I have a huge respect for Dawkins based on the books I’ve read – The Selfish Gene,The Blind Watchmaker and Climbing Mount Improbable. His account of the sheer science involved in evolution cannot be bettered, and whenever I’ve devised an alien race in my head I’ve always had one eye mentally on Mr D so that, in my own head, I can account for how this race came to be. But I have always been frustrated by his evident conviction that the leap he makes from these facts to a QED denial of the existence of God has some form of logical basis — mostly because whatever he holds up as “Christianity” bears so little resemblance to the Christianity I know.

I’m sure he’s not making it up — I suspect his notion of Christianity is genuine within his own head and is based on the dead, moribund type taught in his youth by a complacent Church of England. It just seems sad that, having rightly rejected that, he doesn’t bother to look a little further and see what else might be on offer. It’s like rejecting the whole rich field of science fiction because of a particularly bad episode of Trek. But of course, to do that you would have to want to do that, which he clearly doesn’t. My suspicion is that those who want to be atheists will be; those who don’t, won’t. Atheists often have good reason, up to a point, rejecting religion for very Christian reasons — disgust at hypocrisy, rejection of pointless ritual, wanting to live in the present rather than the past. But that only works up to a certain point because for every bad example of Christians there are many more good ones out there. The only really honest reason for being an atheist is to say “I just don’t believe it.”

An example in point. In one of the above mentioned titles — and I have to confess I forget which — Dawkins says that the church condemns Doubting Thomas for, well, doubting, when in fact he was asking perfectly valid questions. Well, maybe, but not any church I’ve been to recently, where questions are positively encouraged on the basis that the truth of God will withstand any kind of scrutiny. Again, perhaps the church of Dawkins’ childhood was like that. It was an unviable meme which lost out against the much more viable meme of honest questioning. Someone should tell him, but I doubt he would listen.

Sadly such memes are still alive and well in other areas of the church, leading to the intellectual anaesthesia of creation science etc etc etc. Rather than just say “I believe …” they have to contrive reasons where none exist for believing. Which is kind of sad.

---+---

- Stated problem 1
Reproduce the passage on Dawkins and Christianity word for word, in full.
- Stated problem 2
Revise the records from their first line through the line containing "76, 315, 108]", both included, so that "y-tick-label" becomes "y-axis-tick" and nothing else changes. Return only those lines.

- Task material
---+---

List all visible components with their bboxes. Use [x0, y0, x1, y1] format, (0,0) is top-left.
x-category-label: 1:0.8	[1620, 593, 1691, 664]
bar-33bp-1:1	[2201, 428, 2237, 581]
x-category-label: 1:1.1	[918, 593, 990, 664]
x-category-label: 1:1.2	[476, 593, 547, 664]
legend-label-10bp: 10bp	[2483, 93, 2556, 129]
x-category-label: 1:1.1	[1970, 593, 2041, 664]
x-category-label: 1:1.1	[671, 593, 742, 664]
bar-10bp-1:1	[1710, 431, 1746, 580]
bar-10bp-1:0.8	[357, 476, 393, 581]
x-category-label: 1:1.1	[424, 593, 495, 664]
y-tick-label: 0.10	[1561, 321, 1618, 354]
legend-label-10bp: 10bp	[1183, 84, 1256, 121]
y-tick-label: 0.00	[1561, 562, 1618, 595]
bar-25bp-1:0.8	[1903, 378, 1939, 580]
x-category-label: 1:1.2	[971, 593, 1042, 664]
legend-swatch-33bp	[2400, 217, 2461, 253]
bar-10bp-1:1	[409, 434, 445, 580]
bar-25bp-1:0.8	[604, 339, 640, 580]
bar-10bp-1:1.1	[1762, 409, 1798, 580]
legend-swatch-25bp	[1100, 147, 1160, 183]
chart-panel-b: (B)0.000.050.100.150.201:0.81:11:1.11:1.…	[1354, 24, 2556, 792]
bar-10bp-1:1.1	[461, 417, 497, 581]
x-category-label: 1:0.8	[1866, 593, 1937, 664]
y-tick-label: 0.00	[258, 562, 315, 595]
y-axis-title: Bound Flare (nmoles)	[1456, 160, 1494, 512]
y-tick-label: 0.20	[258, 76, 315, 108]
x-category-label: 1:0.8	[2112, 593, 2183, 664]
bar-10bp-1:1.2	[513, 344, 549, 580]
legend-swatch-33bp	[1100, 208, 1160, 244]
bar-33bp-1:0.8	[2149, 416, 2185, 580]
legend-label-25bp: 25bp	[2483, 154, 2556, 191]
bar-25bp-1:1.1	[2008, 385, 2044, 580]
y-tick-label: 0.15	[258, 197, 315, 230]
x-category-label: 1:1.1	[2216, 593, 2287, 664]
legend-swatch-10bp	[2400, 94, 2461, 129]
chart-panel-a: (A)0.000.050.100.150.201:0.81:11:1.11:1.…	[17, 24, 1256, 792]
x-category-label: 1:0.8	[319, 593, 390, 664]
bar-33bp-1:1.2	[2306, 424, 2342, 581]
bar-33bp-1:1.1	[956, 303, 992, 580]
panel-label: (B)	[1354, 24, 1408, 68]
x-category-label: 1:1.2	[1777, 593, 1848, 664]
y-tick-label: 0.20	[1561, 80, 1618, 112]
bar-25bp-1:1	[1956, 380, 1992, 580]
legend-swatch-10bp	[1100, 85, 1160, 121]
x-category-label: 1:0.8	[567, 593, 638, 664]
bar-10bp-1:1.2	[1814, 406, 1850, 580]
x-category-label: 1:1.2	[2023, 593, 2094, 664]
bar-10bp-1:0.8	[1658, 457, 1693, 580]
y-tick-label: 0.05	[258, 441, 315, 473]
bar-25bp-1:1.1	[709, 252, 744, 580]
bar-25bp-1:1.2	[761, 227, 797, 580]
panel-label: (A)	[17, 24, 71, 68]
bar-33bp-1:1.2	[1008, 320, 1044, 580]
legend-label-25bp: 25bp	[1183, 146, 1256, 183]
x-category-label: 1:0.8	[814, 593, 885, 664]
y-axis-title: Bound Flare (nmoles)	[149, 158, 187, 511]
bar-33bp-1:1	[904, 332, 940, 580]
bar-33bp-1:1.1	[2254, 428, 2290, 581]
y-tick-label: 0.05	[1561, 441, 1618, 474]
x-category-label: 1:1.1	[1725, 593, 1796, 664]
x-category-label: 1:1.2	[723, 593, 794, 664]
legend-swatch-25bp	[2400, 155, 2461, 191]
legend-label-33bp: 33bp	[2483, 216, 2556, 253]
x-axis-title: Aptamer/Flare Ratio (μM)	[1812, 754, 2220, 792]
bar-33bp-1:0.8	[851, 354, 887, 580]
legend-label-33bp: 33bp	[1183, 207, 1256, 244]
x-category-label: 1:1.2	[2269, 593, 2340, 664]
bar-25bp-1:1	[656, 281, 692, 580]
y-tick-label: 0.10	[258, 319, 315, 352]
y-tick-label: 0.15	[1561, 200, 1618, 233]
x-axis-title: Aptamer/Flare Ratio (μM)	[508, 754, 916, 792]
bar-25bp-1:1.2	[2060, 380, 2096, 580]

---+---

- Exercise solution 1
I have a huge respect for Dawkins based on the books I’ve read – The Selfish Gene,The Blind Watchmaker and Climbing Mount Improbable. His account of the sheer science involved in evolution cannot be bettered, and whenever I’ve devised an alien race in my head I’ve always had one eye mentally on Mr D so that, in my own head, I can account for how this race came to be. But I have always been frustrated by his evident conviction that the leap he makes from these facts to a QED denial of the existence of God has some form of logical basis — mostly because whatever he holds up as “Christianity” bears so little resemblance to the Christianity I know.

I’m sure he’s not making it up — I suspect his notion of Christianity is genuine within his own head and is based on the dead, moribund type taught in his youth by a complacent Church of England. It just seems sad that, having rightly rejected that, he doesn’t bother to look a little further and see what else might be on offer. It’s like rejecting the whole rich field of science fiction because of a particularly bad episode of Trek. But of course, to do that you would have to want to do that, which he clearly doesn’t. My suspicion is that those who want to be atheists will be; those who don’t, won’t. Atheists often have good reason, up to a point, rejecting religion for very Christian reasons — disgust at hypocrisy, rejection of pointless ritual, wanting to live in the present rather than the past. But that only works up to a certain point because for every bad example of Christians there are many more good ones out there. The only really honest reason for being an atheist is to say “I just don’t believe it.”

An example in point. In one of the above mentioned titles — and I have to confess I forget which — Dawkins says that the church condemns Doubting Thomas for, well, doubting, when in fact he was asking perfectly valid questions. Well, maybe, but not any church I’ve been to recently, where questions are positively encouraged on the basis that the truth of God will withstand any kind of scrutiny. Again, perhaps the church of Dawkins’ childhood was like that. It was an unviable meme which lost out against the much more viable meme of honest questioning. Someone should tell him, but I doubt he would listen.

Sadly such memes are still alive and well in other areas of the church, leading to the intellectual anaesthesia of creation science etc etc etc. Rather than just say “I believe …” they have to contrive reasons where none exist for believing. Which is kind of sad.

- Exercise solution 2
List all visible components with their bboxes. Use [x0, y0, x1, y1] format, (0,0) is top-left.
x-category-label: 1:0.8	[1620, 593, 1691, 664]
bar-33bp-1:1	[2201, 428, 2237, 581]
x-category-label: 1:1.1	[918, 593, 990, 664]
x-category-label: 1:1.2	[476, 593, 547, 664]
legend-label-10bp: 10bp	[2483, 93, 2556, 129]
x-category-label: 1:1.1	[1970, 593, 2041, 664]
x-category-label: 1:1.1	[671, 593, 742, 664]
bar-10bp-1:1	[1710, 431, 1746, 580]
bar-10bp-1:0.8	[357, 476, 393, 581]
x-category-label: 1:1.1	[424, 593, 495, 664]
y-axis-tick: 0.10	[1561, 321, 1618, 354]
legend-label-10bp: 10bp	[1183, 84, 1256, 121]
y-axis-tick: 0.00	[1561, 562, 1618, 595]
bar-25bp-1:0.8	[1903, 378, 1939, 580]
x-category-label: 1:1.2	[971, 593, 1042, 664]
legend-swatch-33bp	[2400, 217, 2461, 253]
bar-10bp-1:1	[409, 434, 445, 580]
bar-25bp-1:0.8	[604, 339, 640, 580]
bar-10bp-1:1.1	[1762, 409, 1798, 580]
legend-swatch-25bp	[1100, 147, 1160, 183]
chart-panel-b: (B)0.000.050.100.150.201:0.81:11:1.11:1.…	[1354, 24, 2556, 792]
bar-10bp-1:1.1	[461, 417, 497, 581]
x-category-label: 1:0.8	[1866, 593, 1937, 664]
y-axis-tick: 0.00	[258, 562, 315, 595]
y-axis-title: Bound Flare (nmoles)	[1456, 160, 1494, 512]
y-axis-tick: 0.20	[258, 76, 315, 108]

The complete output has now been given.